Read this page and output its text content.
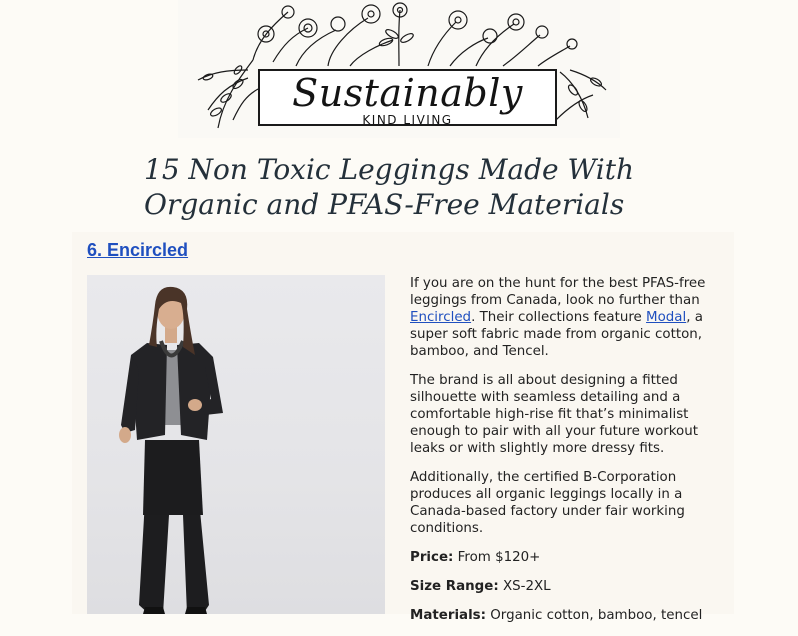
Sustainably
KIND LIVING
15 Non Toxic Leggings Made With Organic and PFAS-Free Materials
6. Encircled

If you are on the hunt for the best PFAS-free leggings from Canada, look no further than Encircled. Their collections feature Modal, a super soft fabric made from organic cotton, bamboo, and Tencel.

The brand is all about designing a fitted silhouette with seamless detailing and a comfortable high-rise fit that’s minimalist enough to pair with all your future workout leaks or with slightly more dressy fits.

Additionally, the certified B-Corporation produces all organic leggings locally in a Canada-based factory under fair working conditions.

Price: From $120+
Size Range: XS-2XL
Materials: Organic cotton, bamboo, tencel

══════════

-- THE REQUEST --
Check each line of the entries above, and show every one holding the word "Materials".

-- SOLUTION FOR THIS EXERCISE --
15 Non Toxic Leggings Made With Organic and PFAS-Free Materials
Materials: Organic cotton, bamboo, tencel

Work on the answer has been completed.